## START PROVIDED RECORDS

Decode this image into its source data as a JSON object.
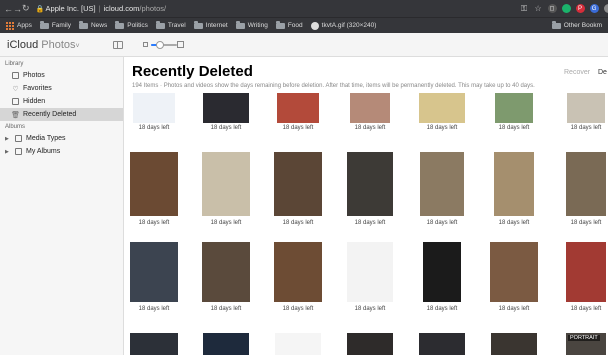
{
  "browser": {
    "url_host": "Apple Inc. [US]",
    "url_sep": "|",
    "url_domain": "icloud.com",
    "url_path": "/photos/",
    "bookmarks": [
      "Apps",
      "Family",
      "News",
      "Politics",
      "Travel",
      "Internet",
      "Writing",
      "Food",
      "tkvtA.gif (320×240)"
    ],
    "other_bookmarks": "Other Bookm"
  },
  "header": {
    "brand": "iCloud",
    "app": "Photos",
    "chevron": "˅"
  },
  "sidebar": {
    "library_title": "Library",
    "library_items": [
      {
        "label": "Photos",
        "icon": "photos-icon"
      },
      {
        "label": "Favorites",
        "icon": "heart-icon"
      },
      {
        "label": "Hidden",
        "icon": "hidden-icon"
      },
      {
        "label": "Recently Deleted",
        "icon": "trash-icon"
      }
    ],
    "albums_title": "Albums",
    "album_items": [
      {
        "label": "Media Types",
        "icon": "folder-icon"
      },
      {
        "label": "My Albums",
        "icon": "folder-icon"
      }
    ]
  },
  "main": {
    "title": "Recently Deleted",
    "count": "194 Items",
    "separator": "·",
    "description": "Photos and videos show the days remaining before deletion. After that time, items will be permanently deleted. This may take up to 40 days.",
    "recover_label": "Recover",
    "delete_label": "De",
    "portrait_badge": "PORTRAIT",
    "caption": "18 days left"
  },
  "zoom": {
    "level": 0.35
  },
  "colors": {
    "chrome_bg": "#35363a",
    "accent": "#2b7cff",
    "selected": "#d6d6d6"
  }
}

## END PROVIDED RECORDS
## START PROVIDED RECORDS

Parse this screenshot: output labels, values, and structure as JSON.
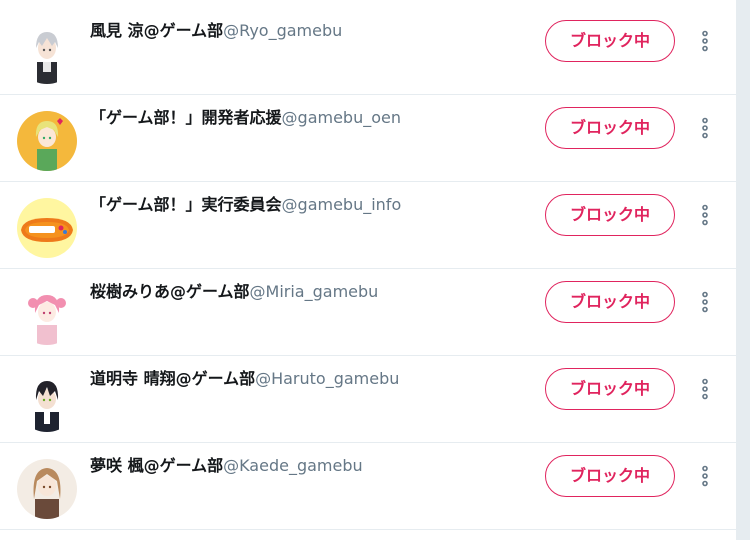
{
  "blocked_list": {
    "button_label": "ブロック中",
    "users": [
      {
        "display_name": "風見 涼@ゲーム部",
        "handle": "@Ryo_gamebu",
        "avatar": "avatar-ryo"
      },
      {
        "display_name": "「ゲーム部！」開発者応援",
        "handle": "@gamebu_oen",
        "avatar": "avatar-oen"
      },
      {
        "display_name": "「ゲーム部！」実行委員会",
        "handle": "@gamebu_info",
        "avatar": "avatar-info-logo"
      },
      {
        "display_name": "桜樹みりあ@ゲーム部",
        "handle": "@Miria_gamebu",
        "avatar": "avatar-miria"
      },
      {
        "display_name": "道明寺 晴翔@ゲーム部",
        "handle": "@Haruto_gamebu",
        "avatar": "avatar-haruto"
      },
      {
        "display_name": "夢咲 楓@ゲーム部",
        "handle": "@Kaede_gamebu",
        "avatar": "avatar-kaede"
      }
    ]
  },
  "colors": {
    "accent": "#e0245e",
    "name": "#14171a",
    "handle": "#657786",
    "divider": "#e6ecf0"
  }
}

## END PROVIDED RECORDS
## START PROVIDED RECORDS

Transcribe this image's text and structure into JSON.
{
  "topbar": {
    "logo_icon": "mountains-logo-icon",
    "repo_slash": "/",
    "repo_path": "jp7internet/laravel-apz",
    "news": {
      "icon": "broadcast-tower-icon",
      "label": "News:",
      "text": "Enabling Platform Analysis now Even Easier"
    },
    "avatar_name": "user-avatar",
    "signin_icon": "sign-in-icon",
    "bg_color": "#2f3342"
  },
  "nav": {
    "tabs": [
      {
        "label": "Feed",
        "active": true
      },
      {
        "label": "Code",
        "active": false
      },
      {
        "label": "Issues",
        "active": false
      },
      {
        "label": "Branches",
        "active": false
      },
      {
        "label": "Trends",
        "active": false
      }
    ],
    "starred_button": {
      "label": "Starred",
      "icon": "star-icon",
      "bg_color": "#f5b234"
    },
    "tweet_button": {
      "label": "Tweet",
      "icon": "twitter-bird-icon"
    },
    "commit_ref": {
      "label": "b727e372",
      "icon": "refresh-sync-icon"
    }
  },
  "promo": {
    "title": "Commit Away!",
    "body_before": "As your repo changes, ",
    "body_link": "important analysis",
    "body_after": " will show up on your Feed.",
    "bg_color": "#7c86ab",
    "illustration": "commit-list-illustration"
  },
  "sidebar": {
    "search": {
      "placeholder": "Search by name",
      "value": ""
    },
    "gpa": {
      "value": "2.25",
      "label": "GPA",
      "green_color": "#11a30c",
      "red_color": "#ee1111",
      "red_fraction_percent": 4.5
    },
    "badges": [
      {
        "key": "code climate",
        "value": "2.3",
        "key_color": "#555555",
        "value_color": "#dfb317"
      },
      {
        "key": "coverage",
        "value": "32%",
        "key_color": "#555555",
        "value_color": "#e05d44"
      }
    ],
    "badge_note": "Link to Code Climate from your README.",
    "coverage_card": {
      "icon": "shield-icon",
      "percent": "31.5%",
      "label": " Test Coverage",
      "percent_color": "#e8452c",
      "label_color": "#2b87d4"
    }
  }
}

## END PROVIDED RECORDS

GOAL OF THE EXERCISE
For the listing above, identify each line bearing "will".

FULL RESPONSE
    "description": "Photos and videos show the days remaining before deletion. After that time, items will be permanently deleted. This may take up to 40 days.",
    "body_after": " will show up on your Feed.",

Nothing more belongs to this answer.